* **GIVEN PROBLEM**: According to the thread on resistor pack failures, how soon after soldering must cleaning be done when water soluble flux is used?

* **SUPPLIED TEXT**:
........

Are resistor pack (resistor array) failures common?

ebp said:

Troubleshooting:
In my opinion, notions of incorrect I/O configuration or incorrect parts are inconsistent with the observations ebeowulf has described., at least as related to the unwanted electrical paths he's found. Configuration isn't going to change in an unpowered board sitting on the bench. Wrong parts would (I presume) have been revealed by problems apparent at intitial test, and certainly aren't going to change with time. In a new design or production batch, these would be valid concerns. I just don't see them as valid in board that have been in service for some time.
I can easily imagine firmware that has lost its mind reconfiguring input pins as outputs or turning on pullups, but turning off the power makes that go away fairly promptly (some processors will retain memory contents and some config things down to remarkably low voltage, so shorting the supply is sometimes worth doing if you don't want to wait for several minutes after removing power). Pull ups (or downs) are not going to be anywhere near as low as the resistances measured. Berserk firmware usually does other rude things, too.
Having said all that, it is not inconceivable that there are two or more things causing what appears to be the same problem.

Whiskers/dendrites - I'm thinking of tin whiskers on the circuit board between terminals of the resistor network. Because of the close spacing of the pads, there may not be a solder mask dam between them, which may make tin whiskers possible there while improbable elsewhere on the board. As far as I know, copper dendrites in thick film resistors are a possible problem with laser trimmed resistors, and not at all likely otherwise. But I know next to nothing about this. These won't be laser trimmed resistors.

Ionic residues - fluxes are "activated" with ionic compounds. Older fully-activated rosin flux, of the sort you would see in great quantity all over the surface of phenolic circuit boards in consumer goods, had a fairly high content of ionic activators. Newer "no-clean" fluxes have substantially less. Water soluble fluxes (more on these below) have very high ionic compound content, are corrosive, conductive and must be very promptly removed. Any cleaning process to remove fluxes is going to expose everything on the board to ionic compounds, fairly heavily early in the process and (hopefully) virtually none by the end of the process.

Humidity
This is where the type of flux and the cleaning process could be big contributors. No-clean fluxes seem to be by far the most popular in general use for SMD assembly. While they are not entirely free of ionic compounds, they are regarded as safe to leave on all but the most sensitive high-impedance boards - which is good, because they are really hard to remove. If boards need to be cleaned after soldering, water soluble flux, generally containing fairly large amounts of organic acids, makes cleaning comparatively easy. While cleaning requires only water and not organic solvents or saponifying agents (as would be used for no-clean or rosin fluxes), it is essential that cleaning be done very promptly after soldering - hours, at the most. If cleaning isn't prompt and thorough, corrosion products of metals can be formed and they are extremely difficult to remove.

........

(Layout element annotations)
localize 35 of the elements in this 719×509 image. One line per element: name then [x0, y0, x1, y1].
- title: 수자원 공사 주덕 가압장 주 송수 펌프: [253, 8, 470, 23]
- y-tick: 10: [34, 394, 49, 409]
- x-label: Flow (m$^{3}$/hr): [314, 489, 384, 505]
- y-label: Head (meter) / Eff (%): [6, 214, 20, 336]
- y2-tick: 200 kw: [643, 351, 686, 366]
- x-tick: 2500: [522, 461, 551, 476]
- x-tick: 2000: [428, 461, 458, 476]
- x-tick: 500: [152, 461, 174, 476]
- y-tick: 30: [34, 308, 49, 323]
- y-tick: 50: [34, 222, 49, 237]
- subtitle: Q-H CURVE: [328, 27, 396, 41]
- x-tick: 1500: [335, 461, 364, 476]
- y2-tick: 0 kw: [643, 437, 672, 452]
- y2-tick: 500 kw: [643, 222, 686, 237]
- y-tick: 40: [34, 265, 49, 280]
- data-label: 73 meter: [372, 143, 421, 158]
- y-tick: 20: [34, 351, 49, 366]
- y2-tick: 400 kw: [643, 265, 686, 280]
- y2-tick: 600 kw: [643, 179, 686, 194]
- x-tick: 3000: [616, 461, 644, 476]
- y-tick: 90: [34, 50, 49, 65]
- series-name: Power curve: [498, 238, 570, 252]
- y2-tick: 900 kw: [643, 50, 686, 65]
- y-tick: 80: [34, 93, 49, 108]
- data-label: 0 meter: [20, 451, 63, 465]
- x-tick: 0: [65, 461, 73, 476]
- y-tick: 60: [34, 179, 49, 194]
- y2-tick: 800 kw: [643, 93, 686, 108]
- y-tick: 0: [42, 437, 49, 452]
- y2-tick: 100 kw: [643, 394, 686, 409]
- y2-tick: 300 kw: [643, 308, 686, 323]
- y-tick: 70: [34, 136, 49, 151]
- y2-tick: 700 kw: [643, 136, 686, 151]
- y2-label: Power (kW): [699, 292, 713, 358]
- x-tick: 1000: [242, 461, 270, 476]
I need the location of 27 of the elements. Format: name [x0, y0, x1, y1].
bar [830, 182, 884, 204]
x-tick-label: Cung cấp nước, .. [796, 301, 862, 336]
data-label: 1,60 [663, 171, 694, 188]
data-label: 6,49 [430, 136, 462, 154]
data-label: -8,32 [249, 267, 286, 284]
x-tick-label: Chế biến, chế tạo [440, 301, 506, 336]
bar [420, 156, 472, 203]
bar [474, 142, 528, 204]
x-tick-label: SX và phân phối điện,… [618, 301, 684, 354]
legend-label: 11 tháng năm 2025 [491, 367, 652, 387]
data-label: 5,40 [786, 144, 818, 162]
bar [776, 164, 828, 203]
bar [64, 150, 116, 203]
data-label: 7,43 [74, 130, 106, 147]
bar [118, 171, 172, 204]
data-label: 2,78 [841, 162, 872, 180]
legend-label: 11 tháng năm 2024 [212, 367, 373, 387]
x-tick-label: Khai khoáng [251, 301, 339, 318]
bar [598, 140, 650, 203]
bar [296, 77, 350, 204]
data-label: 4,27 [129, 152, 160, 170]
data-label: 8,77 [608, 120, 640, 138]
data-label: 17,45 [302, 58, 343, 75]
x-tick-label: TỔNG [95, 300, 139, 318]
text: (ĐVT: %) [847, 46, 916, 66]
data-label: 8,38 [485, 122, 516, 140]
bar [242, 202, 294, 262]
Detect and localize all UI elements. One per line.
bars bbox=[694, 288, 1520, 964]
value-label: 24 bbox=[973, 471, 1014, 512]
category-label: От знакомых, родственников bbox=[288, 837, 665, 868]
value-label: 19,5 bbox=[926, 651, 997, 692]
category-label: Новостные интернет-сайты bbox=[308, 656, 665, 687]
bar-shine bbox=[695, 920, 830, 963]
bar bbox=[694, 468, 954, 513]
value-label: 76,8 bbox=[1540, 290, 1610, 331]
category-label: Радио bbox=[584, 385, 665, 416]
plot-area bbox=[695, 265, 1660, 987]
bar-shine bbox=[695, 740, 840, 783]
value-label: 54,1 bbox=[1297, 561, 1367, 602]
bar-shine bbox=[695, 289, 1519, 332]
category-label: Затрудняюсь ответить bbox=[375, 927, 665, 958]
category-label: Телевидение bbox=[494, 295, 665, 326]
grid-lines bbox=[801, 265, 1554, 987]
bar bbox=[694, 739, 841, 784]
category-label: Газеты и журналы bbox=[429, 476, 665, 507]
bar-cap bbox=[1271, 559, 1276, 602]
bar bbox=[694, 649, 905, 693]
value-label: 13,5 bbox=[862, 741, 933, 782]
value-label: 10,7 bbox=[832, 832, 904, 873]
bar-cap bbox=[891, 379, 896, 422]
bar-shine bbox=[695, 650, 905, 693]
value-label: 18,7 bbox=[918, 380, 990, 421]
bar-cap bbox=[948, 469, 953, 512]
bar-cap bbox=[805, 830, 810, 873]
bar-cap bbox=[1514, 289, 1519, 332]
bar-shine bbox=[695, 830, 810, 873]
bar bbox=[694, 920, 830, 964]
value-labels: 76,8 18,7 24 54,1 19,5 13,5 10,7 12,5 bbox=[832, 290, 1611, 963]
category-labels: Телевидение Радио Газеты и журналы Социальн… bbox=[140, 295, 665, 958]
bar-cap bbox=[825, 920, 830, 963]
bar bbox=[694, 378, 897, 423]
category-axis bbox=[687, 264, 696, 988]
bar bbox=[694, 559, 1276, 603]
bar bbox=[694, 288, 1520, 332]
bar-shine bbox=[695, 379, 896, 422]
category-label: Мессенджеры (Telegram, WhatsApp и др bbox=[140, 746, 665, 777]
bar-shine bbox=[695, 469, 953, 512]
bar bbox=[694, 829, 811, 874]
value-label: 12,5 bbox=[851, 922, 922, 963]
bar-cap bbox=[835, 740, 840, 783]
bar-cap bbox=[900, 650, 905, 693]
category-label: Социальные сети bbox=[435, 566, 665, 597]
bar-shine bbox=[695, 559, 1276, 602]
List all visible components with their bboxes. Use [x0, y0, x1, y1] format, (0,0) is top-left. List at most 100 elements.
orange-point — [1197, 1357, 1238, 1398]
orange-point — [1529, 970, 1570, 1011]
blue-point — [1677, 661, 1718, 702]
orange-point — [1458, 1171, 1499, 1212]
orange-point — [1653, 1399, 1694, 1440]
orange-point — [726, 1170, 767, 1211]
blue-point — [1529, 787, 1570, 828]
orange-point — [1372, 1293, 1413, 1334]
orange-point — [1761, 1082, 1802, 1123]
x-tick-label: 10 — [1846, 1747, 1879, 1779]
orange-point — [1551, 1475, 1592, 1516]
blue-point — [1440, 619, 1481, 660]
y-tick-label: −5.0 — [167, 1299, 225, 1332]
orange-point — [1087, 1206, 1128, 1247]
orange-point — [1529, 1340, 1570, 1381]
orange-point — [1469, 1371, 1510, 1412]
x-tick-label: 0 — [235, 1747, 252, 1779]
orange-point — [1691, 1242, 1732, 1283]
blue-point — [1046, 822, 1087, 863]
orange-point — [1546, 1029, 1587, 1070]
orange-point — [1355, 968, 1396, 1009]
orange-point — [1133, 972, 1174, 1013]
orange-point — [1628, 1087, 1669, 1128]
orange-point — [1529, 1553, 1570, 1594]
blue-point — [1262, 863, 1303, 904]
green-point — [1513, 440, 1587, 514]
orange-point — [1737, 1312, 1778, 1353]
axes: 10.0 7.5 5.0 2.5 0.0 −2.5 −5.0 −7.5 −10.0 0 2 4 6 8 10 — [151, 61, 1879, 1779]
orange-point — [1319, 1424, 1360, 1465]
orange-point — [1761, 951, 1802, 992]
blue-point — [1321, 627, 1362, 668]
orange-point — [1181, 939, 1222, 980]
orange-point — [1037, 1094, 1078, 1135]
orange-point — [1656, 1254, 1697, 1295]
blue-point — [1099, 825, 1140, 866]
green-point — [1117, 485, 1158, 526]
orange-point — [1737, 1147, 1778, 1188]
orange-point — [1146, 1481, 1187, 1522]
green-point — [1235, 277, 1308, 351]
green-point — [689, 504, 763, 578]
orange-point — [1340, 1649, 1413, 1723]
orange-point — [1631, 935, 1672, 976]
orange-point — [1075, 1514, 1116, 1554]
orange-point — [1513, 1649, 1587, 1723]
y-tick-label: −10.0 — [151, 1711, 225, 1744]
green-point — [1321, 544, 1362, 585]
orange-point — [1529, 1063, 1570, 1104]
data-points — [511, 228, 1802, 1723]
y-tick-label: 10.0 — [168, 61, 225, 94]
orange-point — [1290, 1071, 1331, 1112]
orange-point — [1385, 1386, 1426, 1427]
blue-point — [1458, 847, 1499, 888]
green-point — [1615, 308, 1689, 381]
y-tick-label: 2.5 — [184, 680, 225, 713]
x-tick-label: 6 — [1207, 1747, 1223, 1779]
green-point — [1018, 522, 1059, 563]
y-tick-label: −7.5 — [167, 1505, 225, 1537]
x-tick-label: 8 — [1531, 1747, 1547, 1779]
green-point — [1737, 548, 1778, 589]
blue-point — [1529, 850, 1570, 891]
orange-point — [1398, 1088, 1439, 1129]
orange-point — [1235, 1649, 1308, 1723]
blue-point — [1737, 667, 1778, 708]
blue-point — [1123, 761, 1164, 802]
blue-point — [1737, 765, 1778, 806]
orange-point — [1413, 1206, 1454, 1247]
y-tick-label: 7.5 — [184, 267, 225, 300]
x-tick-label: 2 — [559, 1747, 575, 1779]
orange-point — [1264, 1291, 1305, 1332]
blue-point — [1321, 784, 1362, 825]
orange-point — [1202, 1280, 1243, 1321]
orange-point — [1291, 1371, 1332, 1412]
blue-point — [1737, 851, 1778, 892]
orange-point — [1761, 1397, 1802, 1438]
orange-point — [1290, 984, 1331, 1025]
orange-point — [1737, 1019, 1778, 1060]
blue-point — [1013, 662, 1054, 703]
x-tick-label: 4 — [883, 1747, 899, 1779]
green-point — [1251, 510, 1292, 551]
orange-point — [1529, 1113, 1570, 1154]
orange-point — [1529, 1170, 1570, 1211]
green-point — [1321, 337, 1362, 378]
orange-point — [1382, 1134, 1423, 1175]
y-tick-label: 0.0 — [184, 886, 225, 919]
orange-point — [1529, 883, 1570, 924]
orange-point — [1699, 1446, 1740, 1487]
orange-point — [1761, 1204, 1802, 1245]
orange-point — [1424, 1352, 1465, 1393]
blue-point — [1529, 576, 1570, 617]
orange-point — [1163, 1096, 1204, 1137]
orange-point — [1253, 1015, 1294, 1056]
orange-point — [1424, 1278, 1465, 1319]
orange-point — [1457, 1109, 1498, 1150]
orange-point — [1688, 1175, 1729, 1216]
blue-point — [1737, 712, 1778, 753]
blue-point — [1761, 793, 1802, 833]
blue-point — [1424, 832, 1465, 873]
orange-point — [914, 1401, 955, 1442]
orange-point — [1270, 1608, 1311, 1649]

........

* **OUTPUT BELOW**: Very promptly, within hours at the most.